→ MATERIAL TO PROCESS:
** BEGIN **
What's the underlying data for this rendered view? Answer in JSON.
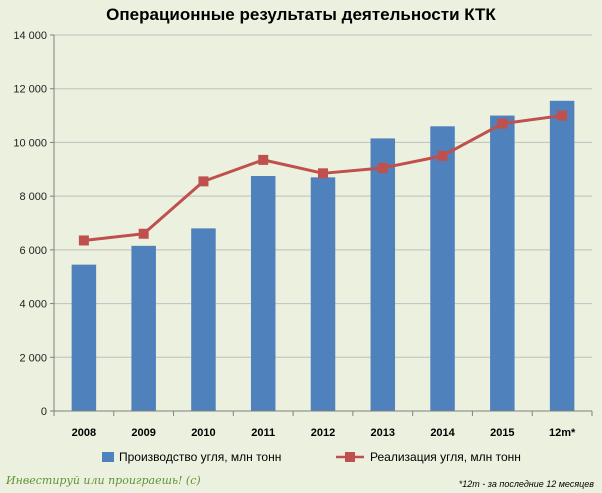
{
  "chart_data": {
    "type": "bar+line",
    "title": "Операционные результаты деятельности КТК",
    "categories": [
      "2008",
      "2009",
      "2010",
      "2011",
      "2012",
      "2013",
      "2014",
      "2015",
      "12m*"
    ],
    "series": [
      {
        "name": "Производство угля, млн тонн",
        "kind": "bar",
        "color": "#4F81BD",
        "values": [
          5450,
          6150,
          6800,
          8750,
          8700,
          10150,
          10600,
          11000,
          11550
        ]
      },
      {
        "name": "Реализация угля, млн тонн",
        "kind": "line",
        "color": "#C0504D",
        "values": [
          6350,
          6600,
          8550,
          9350,
          8850,
          9050,
          9500,
          10700,
          11000
        ]
      }
    ],
    "y_ticks": [
      "0",
      "2 000",
      "4 000",
      "6 000",
      "8 000",
      "10 000",
      "12 000",
      "14 000"
    ],
    "ylim": [
      0,
      14000
    ],
    "grid": true,
    "legend_position": "bottom"
  },
  "watermark": "Инвестируй или проиграешь! (с)",
  "footnote": "*12m - за последние 12 месяцев",
  "colors": {
    "background": "#EBF1DE",
    "grid": "#BFBFBF",
    "bar": "#4F81BD",
    "line": "#C0504D"
  }
}
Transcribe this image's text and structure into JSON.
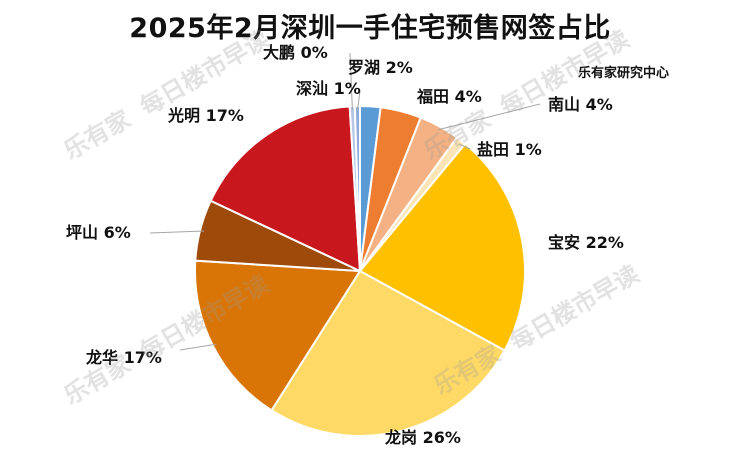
{
  "title": "2025年2月深圳一手住宅预售网签占比",
  "source": "乐有家研究中心",
  "watermark": {
    "brand": "乐有家",
    "text": "每日楼市早读"
  },
  "chart_data": {
    "type": "pie",
    "unit": "%",
    "slices": [
      {
        "label": "罗湖",
        "value": 2,
        "display": "罗湖 2%",
        "color": "#5b9bd5"
      },
      {
        "label": "福田",
        "value": 4,
        "display": "福田 4%",
        "color": "#ed7d31"
      },
      {
        "label": "南山",
        "value": 4,
        "display": "南山 4%",
        "color": "#f4b183"
      },
      {
        "label": "盐田",
        "value": 1,
        "display": "盐田 1%",
        "color": "#fbe5b6"
      },
      {
        "label": "宝安",
        "value": 22,
        "display": "宝安 22%",
        "color": "#ffc000"
      },
      {
        "label": "龙岗",
        "value": 26,
        "display": "龙岗 26%",
        "color": "#ffd966"
      },
      {
        "label": "龙华",
        "value": 17,
        "display": "龙华 17%",
        "color": "#d97506"
      },
      {
        "label": "坪山",
        "value": 6,
        "display": "坪山 6%",
        "color": "#9e4a0b"
      },
      {
        "label": "光明",
        "value": 17,
        "display": "光明 17%",
        "color": "#c9171e"
      },
      {
        "label": "大鹏",
        "value": 0.5,
        "display": "大鹏 0%",
        "color": "#b4c7e7"
      },
      {
        "label": "深汕",
        "value": 0.5,
        "display": "深汕 1%",
        "color": "#8faadc"
      }
    ]
  }
}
** END **
→ BRIEF: Each line of the data should be quoted exactly, with pictures left out.

→ SOLVED PROBLEM:
What's the underlying data for this rendered view? Answer in JSON.
{
  "chart_data": {
    "type": "bar+line",
    "title": "Операционные результаты деятельности КТК",
    "categories": [
      "2008",
      "2009",
      "2010",
      "2011",
      "2012",
      "2013",
      "2014",
      "2015",
      "12m*"
    ],
    "series": [
      {
        "name": "Производство угля, млн тонн",
        "kind": "bar",
        "color": "#4F81BD",
        "values": [
          5450,
          6150,
          6800,
          8750,
          8700,
          10150,
          10600,
          11000,
          11550
        ]
      },
      {
        "name": "Реализация угля, млн тонн",
        "kind": "line",
        "color": "#C0504D",
        "values": [
          6350,
          6600,
          8550,
          9350,
          8850,
          9050,
          9500,
          10700,
          11000
        ]
      }
    ],
    "y_ticks": [
      "0",
      "2 000",
      "4 000",
      "6 000",
      "8 000",
      "10 000",
      "12 000",
      "14 000"
    ],
    "ylim": [
      0,
      14000
    ],
    "grid": true,
    "legend_position": "bottom"
  },
  "watermark": "Инвестируй или проиграешь! (с)",
  "footnote": "*12m - за последние 12 месяцев",
  "colors": {
    "background": "#EBF1DE",
    "grid": "#BFBFBF",
    "bar": "#4F81BD",
    "line": "#C0504D"
  }
}
Transcribe this image's text and structure into JSON.
{
  "title": "2025年2月深圳一手住宅预售网签占比",
  "source": "乐有家研究中心",
  "watermark": {
    "brand": "乐有家",
    "text": "每日楼市早读"
  },
  "chart_data": {
    "type": "pie",
    "unit": "%",
    "slices": [
      {
        "label": "罗湖",
        "value": 2,
        "display": "罗湖 2%",
        "color": "#5b9bd5"
      },
      {
        "label": "福田",
        "value": 4,
        "display": "福田 4%",
        "color": "#ed7d31"
      },
      {
        "label": "南山",
        "value": 4,
        "display": "南山 4%",
        "color": "#f4b183"
      },
      {
        "label": "盐田",
        "value": 1,
        "display": "盐田 1%",
        "color": "#fbe5b6"
      },
      {
        "label": "宝安",
        "value": 22,
        "display": "宝安 22%",
        "color": "#ffc000"
      },
      {
        "label": "龙岗",
        "value": 26,
        "display": "龙岗 26%",
        "color": "#ffd966"
      },
      {
        "label": "龙华",
        "value": 17,
        "display": "龙华 17%",
        "color": "#d97506"
      },
      {
        "label": "坪山",
        "value": 6,
        "display": "坪山 6%",
        "color": "#9e4a0b"
      },
      {
        "label": "光明",
        "value": 17,
        "display": "光明 17%",
        "color": "#c9171e"
      },
      {
        "label": "大鹏",
        "value": 0.5,
        "display": "大鹏 0%",
        "color": "#b4c7e7"
      },
      {
        "label": "深汕",
        "value": 0.5,
        "display": "深汕 1%",
        "color": "#8faadc"
      }
    ]
  }
}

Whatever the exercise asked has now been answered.